Extracted data entries:
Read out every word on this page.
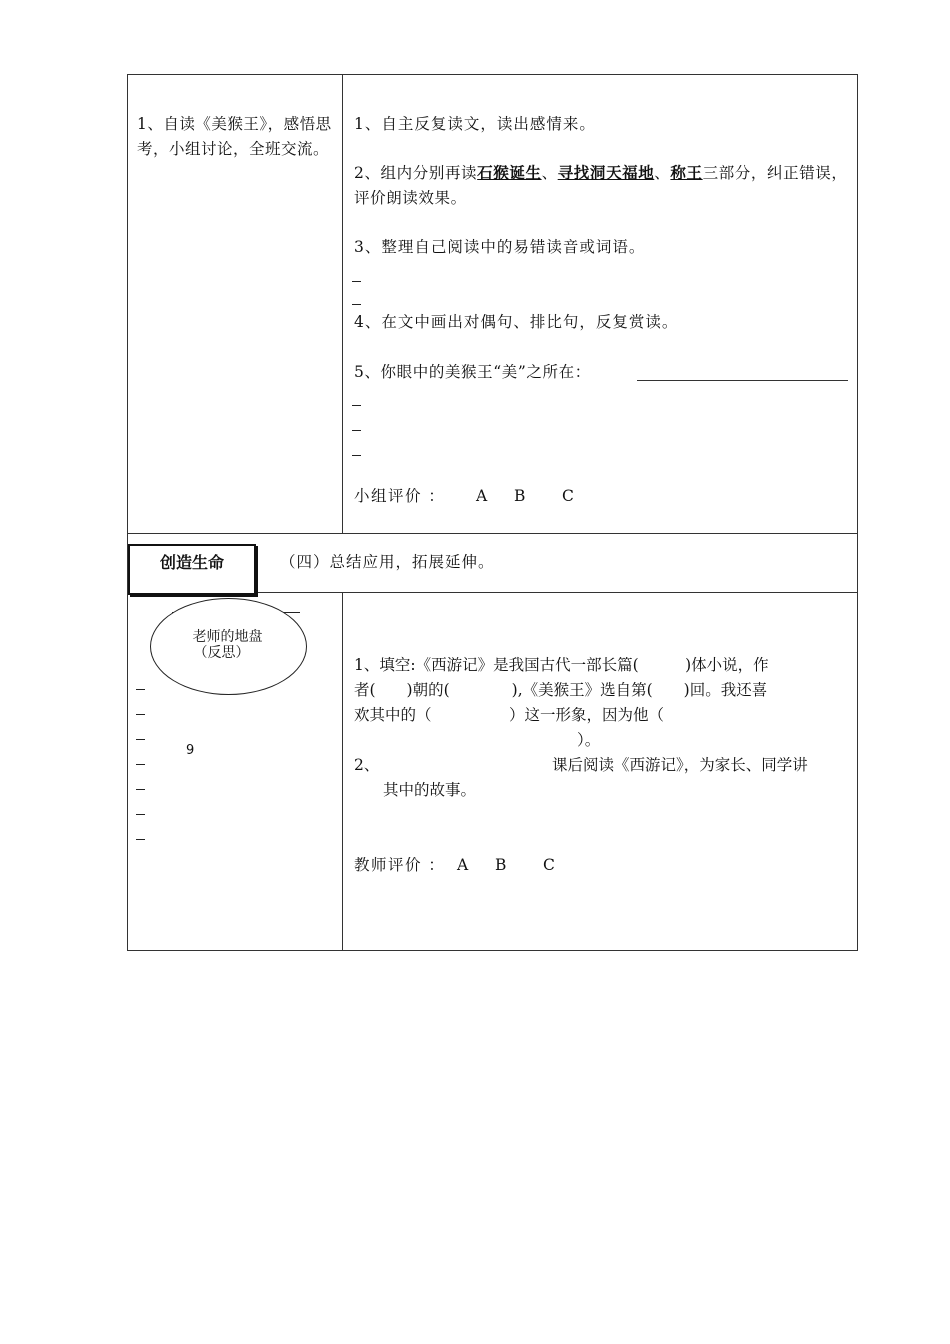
1、自读《美猴王》，感悟思考，小组讨论，全班交流。
1、自主反复读文，读出感情来。
2、组内分别再读石猴诞生、寻找洞天福地、称王三部分，纠正错误，评价朗读效果。
3、整理自己阅读中的易错读音或词语。
4、在文中画出对偶句、排比句，反复赏读。
5、你眼中的美猴王“美”之所在：
小组评价 ： A B C
创造生命	（四）总结应用，拓展延伸。
老师的地盘
（反思）
9
1、填空:《西游记》是我国古代一部长篇(　　　)体小说，作
者(　　)朝的(　　　　),《美猴王》选自第(　　)回。我还喜
欢其中的（　　　　　）这一形象，因为他（
）。
2、	课后阅读《西游记》，为家长、同学讲
其中的故事。
教师评价 ： A B C
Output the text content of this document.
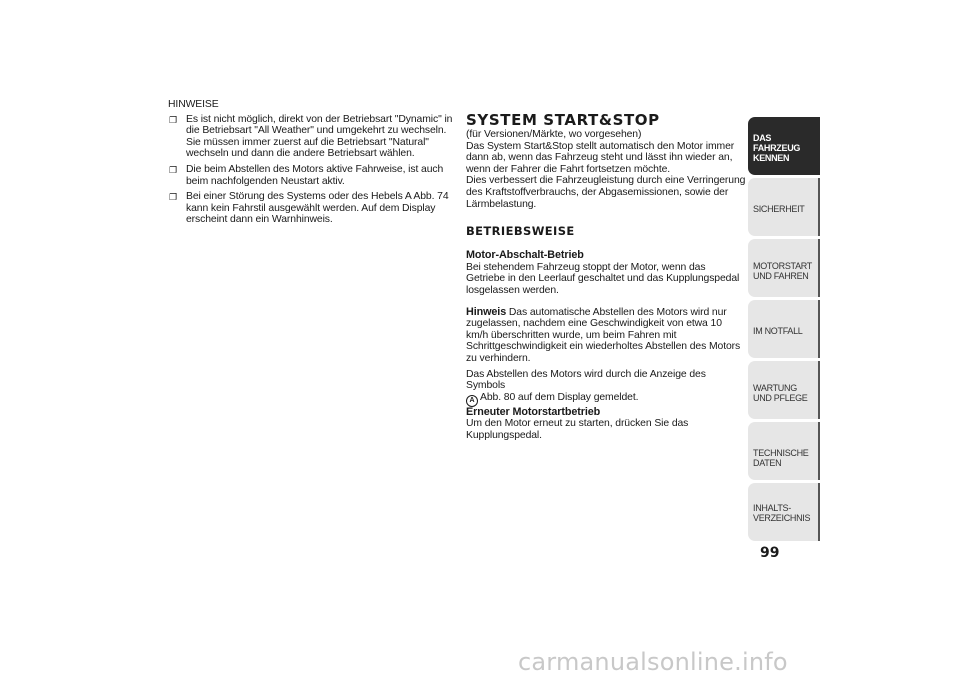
HINWEISE

❐ Es ist nicht möglich, direkt von der Betriebsart "Dynamic" in die Betriebsart "All Weather" und umgekehrt zu wechseln. Sie müssen immer zuerst auf die Betriebsart "Natural" wechseln und dann die andere Betriebsart wählen.
❐ Die beim Abstellen des Motors aktive Fahrweise, ist auch beim nachfolgenden Neustart aktiv.
❐ Bei einer Störung des Systems oder des Hebels A Abb. 74 kann kein Fahrstil ausgewählt werden. Auf dem Display erscheint dann ein Warnhinweis.
SYSTEM START&STOP

(für Versionen/Märkte, wo vorgesehen)

Das System Start&Stop stellt automatisch den Motor immer dann ab, wenn das Fahrzeug steht und lässt ihn wieder an, wenn der Fahrer die Fahrt fortsetzen möchte.

Dies verbessert die Fahrzeugleistung durch eine Verringerung des Kraftstoffverbrauchs, der Abgasemissionen, sowie der Lärmbelastung.

BETRIEBSWEISE

Motor-Abschalt-Betrieb

Bei stehendem Fahrzeug stoppt der Motor, wenn das Getriebe in den Leerlauf geschaltet und das Kupplungspedal losgelassen werden.

Hinweis Das automatische Abstellen des Motors wird nur zugelassen, nachdem eine Geschwindigkeit von etwa 10 km/h überschritten wurde, um beim Fahren mit Schrittgeschwindigkeit ein wiederholtes Abstellen des Motors zu verhindern.

Das Abstellen des Motors wird durch die Anzeige des Symbols
A Abb. 80 auf dem Display gemeldet.

Erneuter Motorstartbetrieb

Um den Motor erneut zu starten, drücken Sie das Kupplungspedal.

DAS FAHRZEUG KENNEN
SICHERHEIT
MOTORSTART UND FAHREN
IM NOTFALL
WARTUNG UND PFLEGE
TECHNISCHE DATEN
INHALTS- VERZEICHNIS
99
carmanualsonline.info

## Task goal:
Write out all the entries exactly, except for the pictures.

## Solution:
Read out every word on this page.
1、自读《美猴王》，感悟思考，小组讨论，全班交流。
1、自主反复读文，读出感情来。
2、组内分别再读石猴诞生、寻找洞天福地、称王三部分，纠正错误，评价朗读效果。
3、整理自己阅读中的易错读音或词语。
4、在文中画出对偶句、排比句，反复赏读。
5、你眼中的美猴王“美”之所在：
小组评价 ： A B C
创造生命	（四）总结应用，拓展延伸。
老师的地盘
（反思）
9
1、填空:《西游记》是我国古代一部长篇(　　　)体小说，作
者(　　)朝的(　　　　),《美猴王》选自第(　　)回。我还喜
欢其中的（　　　　　）这一形象，因为他（
）。
2、	课后阅读《西游记》，为家长、同学讲
其中的故事。
教师评价 ： A B C
Output the text content of this document.
HINWEISE

❐ Es ist nicht möglich, direkt von der Betriebsart "Dynamic" in die Betriebsart "All Weather" und umgekehrt zu wechseln. Sie müssen immer zuerst auf die Betriebsart "Natural" wechseln und dann die andere Betriebsart wählen.
❐ Die beim Abstellen des Motors aktive Fahrweise, ist auch beim nachfolgenden Neustart aktiv.
❐ Bei einer Störung des Systems oder des Hebels A Abb. 74 kann kein Fahrstil ausgewählt werden. Auf dem Display erscheint dann ein Warnhinweis.
SYSTEM START&STOP

(für Versionen/Märkte, wo vorgesehen)

Das System Start&Stop stellt automatisch den Motor immer dann ab, wenn das Fahrzeug steht und lässt ihn wieder an, wenn der Fahrer die Fahrt fortsetzen möchte.

Dies verbessert die Fahrzeugleistung durch eine Verringerung des Kraftstoffverbrauchs, der Abgasemissionen, sowie der Lärmbelastung.

BETRIEBSWEISE

Motor-Abschalt-Betrieb

Bei stehendem Fahrzeug stoppt der Motor, wenn das Getriebe in den Leerlauf geschaltet und das Kupplungspedal losgelassen werden.

Hinweis Das automatische Abstellen des Motors wird nur zugelassen, nachdem eine Geschwindigkeit von etwa 10 km/h überschritten wurde, um beim Fahren mit Schrittgeschwindigkeit ein wiederholtes Abstellen des Motors zu verhindern.

Das Abstellen des Motors wird durch die Anzeige des Symbols
A Abb. 80 auf dem Display gemeldet.

Erneuter Motorstartbetrieb

Um den Motor erneut zu starten, drücken Sie das Kupplungspedal.

DAS FAHRZEUG KENNEN
SICHERHEIT
MOTORSTART UND FAHREN
IM NOTFALL
WARTUNG UND PFLEGE
TECHNISCHE DATEN
INHALTS- VERZEICHNIS
99
carmanualsonline.info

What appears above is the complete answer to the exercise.